(Selected text)
◇ ◇ ◇ ◇

It doesn't look like everyone (or anyone, really) at Dominion is twirling their moustaches and cackling as they disenfranchise the American people. It looks like they run like a standard tech company, which is to say all over the place, constantly fighting fires and doing the needful to get their sales. I'm sure 2020 was a complete nightmare scenario for these guys, where suddenly all their customers are radically transforming their deployments and doing novel, untested, gigantic-scale absentee and mail balloting.

But very clearly they're held together with duct tape and prayer in a lot of cases, which is about the opposite of what I'd like to see from critical election infrastructure. The glimpses of the architecture they have put together with all of these machines raises some significant doubts about the security of the enterprise, particularly if rank-and-file technicians can just go pop open the database manager and flip the counts around - surely this is the kind of thing that could be trivially accomplished if one could land a zero-day on any of the long-dated Windows 7 machines floating around in their customer base.

I'm told, with no particular means to corroborate this, that ES&S is about the same.

Thanks. I'll take a look. This sounds like another one of those data dumps that tries to impress by volume but which really contains very little actionable information. But the mere presence of it with the suggestion that it's important convinces motivated bystanders who never scrutinize it themselves. You would think that if there were damning evidence inside, someone would already be highlighting it, specifically.

It doesn't look like everyone (or anyone, really) at Dominion is twirling their moustaches and cackling as they disenfranchise the American people. It looks like they run like a standard tech company, which is to say all over the place, constantly fighting fires and doing the needful to get their sales. I'm sure 2020 was a complete nightmare scenario for these guys, where suddenly all their customers are radically transforming their deployments and doing novel, untested, gigantic-scale absentee and mail balloting.

Since I got downvoted for this skepticism, I think this is key part of the above explainer. Yeah, it sounds like routine software company patchwork, but it's a big leap from there to actionable claims of fraud. "Stop the Steal" is as dumb a mantra as "Most Secure Election Ever." They aim to convince through emotional appeal backed only by weak insinuations. For the kind of election fraud claimed by Stop the Stealers, you do need to find a couple of moustache-twirling villains intentionally changing vote counts through illicit means, not just the implications-without-accusations listed above.

◇ ◇ ◇ ◇

(Data section)
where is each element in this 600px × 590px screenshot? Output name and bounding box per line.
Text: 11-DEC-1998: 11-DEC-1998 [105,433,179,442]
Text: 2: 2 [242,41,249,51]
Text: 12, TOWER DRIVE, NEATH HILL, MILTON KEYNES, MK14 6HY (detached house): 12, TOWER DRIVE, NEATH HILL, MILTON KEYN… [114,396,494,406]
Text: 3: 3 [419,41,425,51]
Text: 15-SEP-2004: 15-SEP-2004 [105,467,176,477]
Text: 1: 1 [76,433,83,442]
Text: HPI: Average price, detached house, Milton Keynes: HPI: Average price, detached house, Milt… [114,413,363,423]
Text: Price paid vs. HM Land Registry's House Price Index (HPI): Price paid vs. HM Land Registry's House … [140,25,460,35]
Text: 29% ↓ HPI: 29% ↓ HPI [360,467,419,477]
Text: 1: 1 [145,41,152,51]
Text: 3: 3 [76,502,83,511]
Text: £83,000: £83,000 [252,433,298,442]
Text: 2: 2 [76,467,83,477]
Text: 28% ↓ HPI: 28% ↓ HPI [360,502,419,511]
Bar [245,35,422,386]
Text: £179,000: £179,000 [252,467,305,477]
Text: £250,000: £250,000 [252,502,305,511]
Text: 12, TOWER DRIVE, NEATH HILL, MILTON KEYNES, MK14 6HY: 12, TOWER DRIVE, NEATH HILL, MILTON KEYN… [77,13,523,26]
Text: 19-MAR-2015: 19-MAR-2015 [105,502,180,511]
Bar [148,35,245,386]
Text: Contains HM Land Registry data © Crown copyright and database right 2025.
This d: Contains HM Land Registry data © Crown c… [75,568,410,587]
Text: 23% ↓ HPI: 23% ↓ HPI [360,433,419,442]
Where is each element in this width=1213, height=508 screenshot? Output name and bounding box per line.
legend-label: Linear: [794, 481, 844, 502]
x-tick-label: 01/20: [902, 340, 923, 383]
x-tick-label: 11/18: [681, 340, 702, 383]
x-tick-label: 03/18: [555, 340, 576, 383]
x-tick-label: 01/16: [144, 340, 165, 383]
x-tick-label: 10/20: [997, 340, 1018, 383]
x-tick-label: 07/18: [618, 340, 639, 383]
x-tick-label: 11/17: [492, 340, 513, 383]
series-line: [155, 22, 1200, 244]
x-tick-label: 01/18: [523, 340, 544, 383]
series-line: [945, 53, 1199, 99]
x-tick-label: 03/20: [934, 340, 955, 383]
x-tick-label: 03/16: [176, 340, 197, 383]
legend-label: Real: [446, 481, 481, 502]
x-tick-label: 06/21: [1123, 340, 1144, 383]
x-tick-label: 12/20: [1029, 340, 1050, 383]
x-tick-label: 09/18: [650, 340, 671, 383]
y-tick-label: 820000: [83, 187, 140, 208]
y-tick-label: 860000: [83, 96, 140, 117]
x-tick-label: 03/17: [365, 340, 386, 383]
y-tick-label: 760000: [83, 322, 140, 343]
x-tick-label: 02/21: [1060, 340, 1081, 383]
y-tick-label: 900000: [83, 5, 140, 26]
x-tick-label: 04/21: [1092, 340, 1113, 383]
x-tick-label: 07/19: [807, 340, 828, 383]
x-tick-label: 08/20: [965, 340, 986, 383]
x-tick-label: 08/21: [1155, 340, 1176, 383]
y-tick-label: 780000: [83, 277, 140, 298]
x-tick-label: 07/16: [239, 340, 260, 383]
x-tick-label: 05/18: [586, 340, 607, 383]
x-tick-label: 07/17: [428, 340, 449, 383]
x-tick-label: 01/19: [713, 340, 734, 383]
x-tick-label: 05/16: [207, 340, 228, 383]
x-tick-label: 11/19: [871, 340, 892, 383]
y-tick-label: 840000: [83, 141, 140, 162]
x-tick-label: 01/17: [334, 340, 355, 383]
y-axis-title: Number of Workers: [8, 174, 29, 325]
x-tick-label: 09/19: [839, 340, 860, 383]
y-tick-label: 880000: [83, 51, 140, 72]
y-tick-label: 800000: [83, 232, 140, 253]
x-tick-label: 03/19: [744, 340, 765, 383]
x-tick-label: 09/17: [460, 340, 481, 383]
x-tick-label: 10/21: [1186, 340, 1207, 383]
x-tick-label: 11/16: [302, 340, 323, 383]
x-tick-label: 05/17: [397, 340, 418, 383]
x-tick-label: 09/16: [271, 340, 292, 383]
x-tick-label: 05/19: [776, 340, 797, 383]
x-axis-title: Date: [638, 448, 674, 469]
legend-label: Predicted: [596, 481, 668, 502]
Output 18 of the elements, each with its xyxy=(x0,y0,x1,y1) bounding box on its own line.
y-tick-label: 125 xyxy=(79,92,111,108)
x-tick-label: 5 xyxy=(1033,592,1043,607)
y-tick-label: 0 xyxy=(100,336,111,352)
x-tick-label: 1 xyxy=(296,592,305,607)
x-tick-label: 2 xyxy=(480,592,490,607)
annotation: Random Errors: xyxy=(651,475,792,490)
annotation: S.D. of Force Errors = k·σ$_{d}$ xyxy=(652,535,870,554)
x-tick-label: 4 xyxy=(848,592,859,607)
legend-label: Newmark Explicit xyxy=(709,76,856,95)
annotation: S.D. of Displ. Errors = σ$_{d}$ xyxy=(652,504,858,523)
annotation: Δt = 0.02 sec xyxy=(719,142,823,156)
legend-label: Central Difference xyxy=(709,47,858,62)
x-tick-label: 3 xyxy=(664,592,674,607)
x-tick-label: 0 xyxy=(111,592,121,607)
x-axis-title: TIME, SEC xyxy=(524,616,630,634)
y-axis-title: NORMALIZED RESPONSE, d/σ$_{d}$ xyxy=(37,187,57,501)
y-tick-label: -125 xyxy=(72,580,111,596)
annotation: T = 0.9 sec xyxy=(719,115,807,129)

◇ ◇ ◇ ◇

(What you need to do)
- A) In the discussion of Dominion, list the words used to describe the absentee and mail balloting of 2020.
- B) Quote the discussion of Dominion starting with "But very clearly" and going on through "their customer base.".
The rows are separate material and have nothing to do with the discussion of Dominion.

(Results)
- A) novel; untested; gigantic-scale

- B)
But very clearly they're held together with duct tape and prayer in a lot of cases, which is about the opposite of what I'd like to see from critical election infrastructure. The glimpses of the architecture they have put together with all of these machines raises some significant doubts about the security of the enterprise, particularly if rank-and-file technicians can just go pop open the database manager and flip the counts around - surely this is the kind of thing that could be trivially accomplished if one could land a zero-day on any of the long-dated Windows 7 machines floating around in their customer base.